Goal – Restate each entry word for word, leaving nothing out.

Data –

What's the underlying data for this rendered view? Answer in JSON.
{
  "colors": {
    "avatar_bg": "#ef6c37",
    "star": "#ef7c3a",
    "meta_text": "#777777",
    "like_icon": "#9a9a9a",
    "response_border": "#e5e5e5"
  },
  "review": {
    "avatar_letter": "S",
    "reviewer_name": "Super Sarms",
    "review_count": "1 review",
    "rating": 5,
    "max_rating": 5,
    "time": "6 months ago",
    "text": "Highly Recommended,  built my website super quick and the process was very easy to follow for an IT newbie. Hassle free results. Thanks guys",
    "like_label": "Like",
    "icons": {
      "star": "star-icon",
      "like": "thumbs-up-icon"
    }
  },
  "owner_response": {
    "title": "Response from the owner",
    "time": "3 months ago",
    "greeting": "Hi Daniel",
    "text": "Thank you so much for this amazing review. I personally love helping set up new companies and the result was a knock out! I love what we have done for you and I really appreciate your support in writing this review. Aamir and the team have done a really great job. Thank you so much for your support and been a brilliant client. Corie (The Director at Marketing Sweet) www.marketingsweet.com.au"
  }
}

Expected answer –
What's the underlying data for this rendered view? Answer in JSON.
{
  "colors": {
    "avatar_bg": "#ef6c37",
    "star": "#ef7c3a",
    "meta_text": "#777777",
    "like_icon": "#9a9a9a",
    "response_border": "#e5e5e5"
  },
  "review": {
    "avatar_letter": "S",
    "reviewer_name": "Super Sarms",
    "review_count": "1 review",
    "rating": 5,
    "max_rating": 5,
    "time": "6 months ago",
    "text": "Highly Recommended,  built my website super quick and the process was very easy to follow for an IT newbie. Hassle free results. Thanks guys",
    "like_label": "Like",
    "icons": {
      "star": "star-icon",
      "like": "thumbs-up-icon"
    }
  },
  "owner_response": {
    "title": "Response from the owner",
    "time": "3 months ago",
    "greeting": "Hi Daniel",
    "text": "Thank you so much for this amazing review. I personally love helping set up new companies and the result was a knock out! I love what we have done for you and I really appreciate your support in writing this review. Aamir and the team have done a really great job. Thank you so much for your support and been a brilliant client. Corie (The Director at Marketing Sweet) www.marketingsweet.com.au"
  }
}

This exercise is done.